▶ _Instructions for the task_:
Below are some records; retype all of them exactly.

▶ _Data shown_:
-----

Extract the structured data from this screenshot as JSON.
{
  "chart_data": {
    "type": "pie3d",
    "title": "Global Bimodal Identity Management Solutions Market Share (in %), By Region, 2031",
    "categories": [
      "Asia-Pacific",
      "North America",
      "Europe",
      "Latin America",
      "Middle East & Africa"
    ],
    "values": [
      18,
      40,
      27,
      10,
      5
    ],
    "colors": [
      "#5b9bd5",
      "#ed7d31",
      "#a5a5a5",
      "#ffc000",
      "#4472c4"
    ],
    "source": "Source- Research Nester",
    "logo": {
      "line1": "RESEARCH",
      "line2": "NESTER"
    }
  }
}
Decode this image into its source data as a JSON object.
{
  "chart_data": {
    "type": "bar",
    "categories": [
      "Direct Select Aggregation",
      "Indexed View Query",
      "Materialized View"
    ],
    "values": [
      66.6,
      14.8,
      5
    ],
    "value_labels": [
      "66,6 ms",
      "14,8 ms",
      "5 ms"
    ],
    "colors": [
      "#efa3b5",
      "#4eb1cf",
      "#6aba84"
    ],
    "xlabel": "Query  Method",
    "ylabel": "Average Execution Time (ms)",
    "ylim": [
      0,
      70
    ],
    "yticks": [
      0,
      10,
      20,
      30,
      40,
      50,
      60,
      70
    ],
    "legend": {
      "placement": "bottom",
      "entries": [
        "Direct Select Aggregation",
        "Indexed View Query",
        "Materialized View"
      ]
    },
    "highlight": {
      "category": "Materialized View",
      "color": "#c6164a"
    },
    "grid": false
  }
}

-----

▶ _Completed exercise_:
Extract the structured data from this screenshot as JSON.
{
  "chart_data": {
    "type": "pie3d",
    "title": "Global Bimodal Identity Management Solutions Market Share (in %), By Region, 2031",
    "categories": [
      "Asia-Pacific",
      "North America",
      "Europe",
      "Latin America",
      "Middle East & Africa"
    ],
    "values": [
      18,
      40,
      27,
      10,
      5
    ],
    "colors": [
      "#5b9bd5",
      "#ed7d31",
      "#a5a5a5",
      "#ffc000",
      "#4472c4"
    ],
    "source": "Source- Research Nester",
    "logo": {
      "line1": "RESEARCH",
      "line2": "NESTER"
    }
  }
}
Decode this image into its source data as a JSON object.
{
  "chart_data": {
    "type": "bar",
    "categories": [
      "Direct Select Aggregation",
      "Indexed View Query",
      "Materialized View"
    ],
    "values": [
      66.6,
      14.8,
      5
    ],
    "value_labels": [
      "66,6 ms",
      "14,8 ms",
      "5 ms"
    ],
    "colors": [
      "#efa3b5",
      "#4eb1cf",
      "#6aba84"
    ],
    "xlabel": "Query  Method",
    "ylabel": "Average Execution Time (ms)",
    "ylim": [
      0,
      70
    ],
    "yticks": [
      0,
      10,
      20,
      30,
      40,
      50,
      60,
      70
    ],
    "legend": {
      "placement": "bottom",
      "entries": [
        "Direct Select Aggregation",
        "Indexed View Query",
        "Materialized View"
      ]
    },
    "highlight": {
      "category": "Materialized View",
      "color": "#c6164a"
    },
    "grid": false
  }
}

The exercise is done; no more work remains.